__STATED TASK__.
Please list all lines of the material below in which the string "time" occurs.

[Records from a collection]

▶

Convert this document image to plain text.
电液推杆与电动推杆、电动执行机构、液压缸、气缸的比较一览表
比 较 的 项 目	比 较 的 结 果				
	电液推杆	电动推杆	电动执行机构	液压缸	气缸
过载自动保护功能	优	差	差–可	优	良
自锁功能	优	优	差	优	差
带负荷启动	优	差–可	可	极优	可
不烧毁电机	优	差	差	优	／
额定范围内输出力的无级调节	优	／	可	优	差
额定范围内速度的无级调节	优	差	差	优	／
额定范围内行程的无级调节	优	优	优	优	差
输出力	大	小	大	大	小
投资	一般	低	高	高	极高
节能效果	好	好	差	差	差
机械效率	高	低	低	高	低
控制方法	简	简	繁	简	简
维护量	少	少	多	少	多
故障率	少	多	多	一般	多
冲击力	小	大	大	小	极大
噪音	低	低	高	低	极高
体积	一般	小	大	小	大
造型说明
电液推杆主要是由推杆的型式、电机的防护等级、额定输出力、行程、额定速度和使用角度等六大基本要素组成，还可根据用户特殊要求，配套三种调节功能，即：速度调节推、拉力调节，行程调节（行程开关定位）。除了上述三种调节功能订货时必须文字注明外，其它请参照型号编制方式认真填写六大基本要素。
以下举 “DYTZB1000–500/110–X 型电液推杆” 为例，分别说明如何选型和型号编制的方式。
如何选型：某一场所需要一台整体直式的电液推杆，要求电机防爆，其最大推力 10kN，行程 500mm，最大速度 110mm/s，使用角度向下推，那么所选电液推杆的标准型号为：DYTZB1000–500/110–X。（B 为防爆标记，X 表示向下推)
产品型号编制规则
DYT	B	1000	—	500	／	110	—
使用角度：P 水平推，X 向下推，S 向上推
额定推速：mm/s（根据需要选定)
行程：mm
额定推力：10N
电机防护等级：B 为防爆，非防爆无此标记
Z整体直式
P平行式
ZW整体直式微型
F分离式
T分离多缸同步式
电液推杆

◀
▶

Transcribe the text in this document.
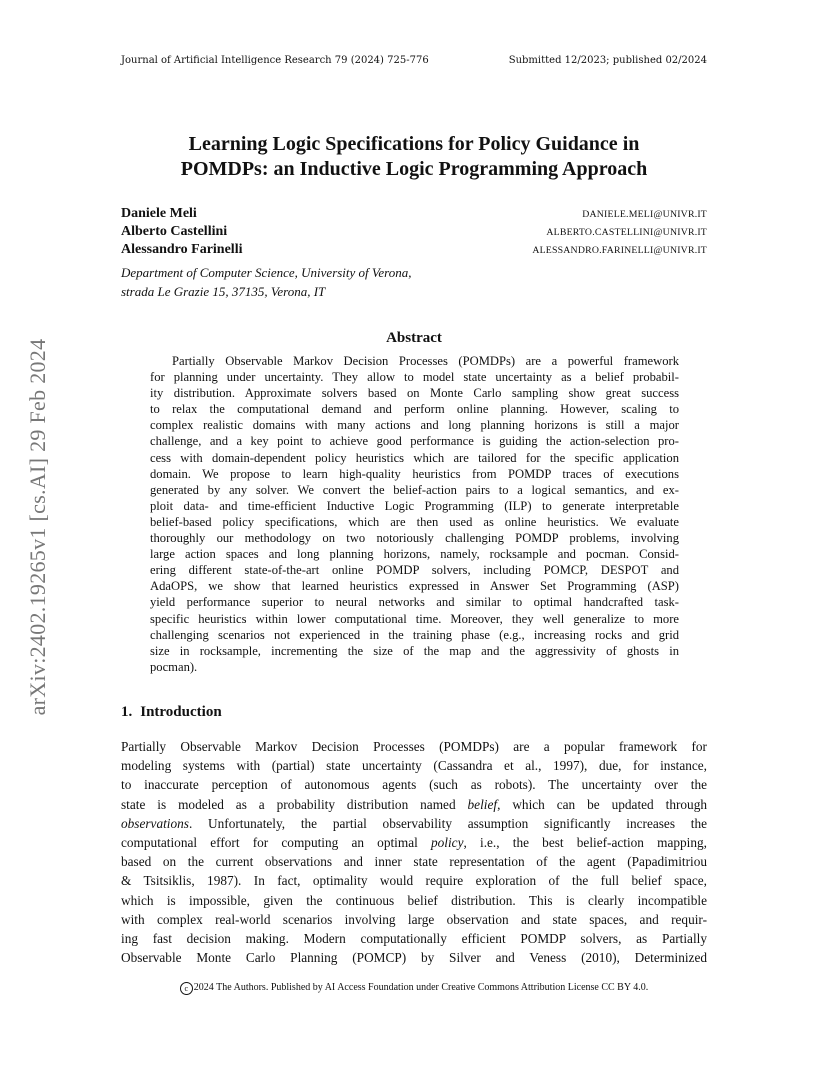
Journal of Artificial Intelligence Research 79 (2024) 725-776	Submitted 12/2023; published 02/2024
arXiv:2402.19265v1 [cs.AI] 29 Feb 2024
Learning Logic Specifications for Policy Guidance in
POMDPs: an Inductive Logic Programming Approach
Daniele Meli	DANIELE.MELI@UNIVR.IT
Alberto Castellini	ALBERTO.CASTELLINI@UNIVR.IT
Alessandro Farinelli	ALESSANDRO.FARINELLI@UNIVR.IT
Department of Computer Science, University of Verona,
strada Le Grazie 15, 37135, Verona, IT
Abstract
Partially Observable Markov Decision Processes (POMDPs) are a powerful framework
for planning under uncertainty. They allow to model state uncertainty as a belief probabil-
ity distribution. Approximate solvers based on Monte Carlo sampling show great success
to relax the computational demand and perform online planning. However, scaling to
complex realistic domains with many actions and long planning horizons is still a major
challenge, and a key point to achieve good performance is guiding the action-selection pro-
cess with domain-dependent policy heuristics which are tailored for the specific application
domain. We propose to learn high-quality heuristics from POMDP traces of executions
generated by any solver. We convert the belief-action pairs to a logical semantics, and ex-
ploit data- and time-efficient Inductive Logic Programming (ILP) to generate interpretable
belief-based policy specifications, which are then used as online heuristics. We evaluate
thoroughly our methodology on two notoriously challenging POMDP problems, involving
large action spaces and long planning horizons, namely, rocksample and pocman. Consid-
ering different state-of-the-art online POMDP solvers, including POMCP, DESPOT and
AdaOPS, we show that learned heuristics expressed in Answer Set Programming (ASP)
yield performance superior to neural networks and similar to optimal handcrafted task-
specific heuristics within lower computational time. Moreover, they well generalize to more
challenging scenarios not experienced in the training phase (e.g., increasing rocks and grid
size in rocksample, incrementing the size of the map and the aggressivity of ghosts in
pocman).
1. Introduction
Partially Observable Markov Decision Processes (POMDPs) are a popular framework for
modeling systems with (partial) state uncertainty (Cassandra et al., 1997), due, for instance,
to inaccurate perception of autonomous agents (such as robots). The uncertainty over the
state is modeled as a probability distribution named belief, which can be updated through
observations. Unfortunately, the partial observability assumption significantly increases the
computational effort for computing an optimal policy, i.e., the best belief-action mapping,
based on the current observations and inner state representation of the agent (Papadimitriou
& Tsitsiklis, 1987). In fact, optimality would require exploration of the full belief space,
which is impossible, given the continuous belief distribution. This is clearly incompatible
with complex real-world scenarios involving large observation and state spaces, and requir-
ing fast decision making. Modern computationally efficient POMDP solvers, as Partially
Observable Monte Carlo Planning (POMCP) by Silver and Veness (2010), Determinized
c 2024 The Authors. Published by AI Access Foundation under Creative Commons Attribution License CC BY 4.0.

◀
▶

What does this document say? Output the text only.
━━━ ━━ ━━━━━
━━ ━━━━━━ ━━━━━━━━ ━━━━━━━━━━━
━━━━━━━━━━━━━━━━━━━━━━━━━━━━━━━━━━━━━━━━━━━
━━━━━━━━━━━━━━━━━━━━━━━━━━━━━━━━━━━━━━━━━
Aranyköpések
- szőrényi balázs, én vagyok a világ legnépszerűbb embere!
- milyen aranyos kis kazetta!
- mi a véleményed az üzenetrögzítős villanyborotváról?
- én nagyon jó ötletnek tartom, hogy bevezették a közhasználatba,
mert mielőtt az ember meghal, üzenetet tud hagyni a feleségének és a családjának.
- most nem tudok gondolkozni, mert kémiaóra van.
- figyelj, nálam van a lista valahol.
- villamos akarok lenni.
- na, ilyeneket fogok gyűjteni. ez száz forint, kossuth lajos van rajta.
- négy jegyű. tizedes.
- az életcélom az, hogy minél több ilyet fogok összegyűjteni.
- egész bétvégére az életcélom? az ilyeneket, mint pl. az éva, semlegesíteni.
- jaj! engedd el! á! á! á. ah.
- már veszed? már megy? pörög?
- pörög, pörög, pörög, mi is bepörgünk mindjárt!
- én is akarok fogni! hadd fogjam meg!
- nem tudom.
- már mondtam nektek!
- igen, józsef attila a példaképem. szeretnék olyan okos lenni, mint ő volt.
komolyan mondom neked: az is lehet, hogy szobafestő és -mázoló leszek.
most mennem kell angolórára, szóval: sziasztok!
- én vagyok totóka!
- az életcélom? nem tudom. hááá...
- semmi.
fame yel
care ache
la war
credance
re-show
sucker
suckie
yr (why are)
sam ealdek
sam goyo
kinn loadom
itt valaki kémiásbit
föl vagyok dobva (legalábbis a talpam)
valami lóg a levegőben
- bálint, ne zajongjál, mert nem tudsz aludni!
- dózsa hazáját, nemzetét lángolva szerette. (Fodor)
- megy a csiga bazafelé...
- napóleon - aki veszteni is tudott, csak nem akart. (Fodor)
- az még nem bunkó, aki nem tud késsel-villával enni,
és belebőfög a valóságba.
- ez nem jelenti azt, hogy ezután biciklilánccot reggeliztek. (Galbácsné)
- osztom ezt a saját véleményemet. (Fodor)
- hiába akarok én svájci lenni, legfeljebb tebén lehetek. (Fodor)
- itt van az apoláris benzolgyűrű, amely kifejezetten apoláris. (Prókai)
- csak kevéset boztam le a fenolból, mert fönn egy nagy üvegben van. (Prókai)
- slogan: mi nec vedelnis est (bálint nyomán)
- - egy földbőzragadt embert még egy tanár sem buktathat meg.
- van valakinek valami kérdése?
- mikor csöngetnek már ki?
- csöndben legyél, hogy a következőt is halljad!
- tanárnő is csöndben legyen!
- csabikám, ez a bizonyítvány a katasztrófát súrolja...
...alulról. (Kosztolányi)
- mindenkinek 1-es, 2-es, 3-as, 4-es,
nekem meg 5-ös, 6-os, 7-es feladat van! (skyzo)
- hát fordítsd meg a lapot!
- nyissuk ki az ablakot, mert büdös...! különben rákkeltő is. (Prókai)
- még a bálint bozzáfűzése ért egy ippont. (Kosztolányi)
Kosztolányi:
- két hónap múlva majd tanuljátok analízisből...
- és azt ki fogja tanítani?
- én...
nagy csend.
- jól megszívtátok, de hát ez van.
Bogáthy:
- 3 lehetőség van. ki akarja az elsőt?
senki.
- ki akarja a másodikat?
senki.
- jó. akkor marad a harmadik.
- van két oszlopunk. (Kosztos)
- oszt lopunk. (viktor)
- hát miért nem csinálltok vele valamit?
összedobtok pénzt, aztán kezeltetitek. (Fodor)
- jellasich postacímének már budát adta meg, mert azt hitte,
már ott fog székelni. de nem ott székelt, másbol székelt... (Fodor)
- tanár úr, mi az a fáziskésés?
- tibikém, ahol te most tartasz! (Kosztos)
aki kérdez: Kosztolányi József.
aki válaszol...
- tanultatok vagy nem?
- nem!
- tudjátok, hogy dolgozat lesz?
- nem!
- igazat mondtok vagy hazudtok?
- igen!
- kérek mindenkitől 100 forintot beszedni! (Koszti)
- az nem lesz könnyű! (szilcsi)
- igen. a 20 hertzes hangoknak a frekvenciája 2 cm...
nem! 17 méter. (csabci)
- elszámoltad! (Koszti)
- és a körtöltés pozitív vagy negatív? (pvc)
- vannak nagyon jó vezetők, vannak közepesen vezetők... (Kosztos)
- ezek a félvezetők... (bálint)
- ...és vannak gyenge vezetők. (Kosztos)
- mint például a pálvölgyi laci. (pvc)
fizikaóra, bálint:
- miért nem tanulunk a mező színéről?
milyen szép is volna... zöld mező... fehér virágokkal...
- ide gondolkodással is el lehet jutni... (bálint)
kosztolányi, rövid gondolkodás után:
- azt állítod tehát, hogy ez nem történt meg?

◀

__EXPECTED ANSWER__.
ploit data- and time-efficient Inductive Logic Programming (ILP) to generate interpretable
specific heuristics within lower computational time. Moreover, they well generalize to more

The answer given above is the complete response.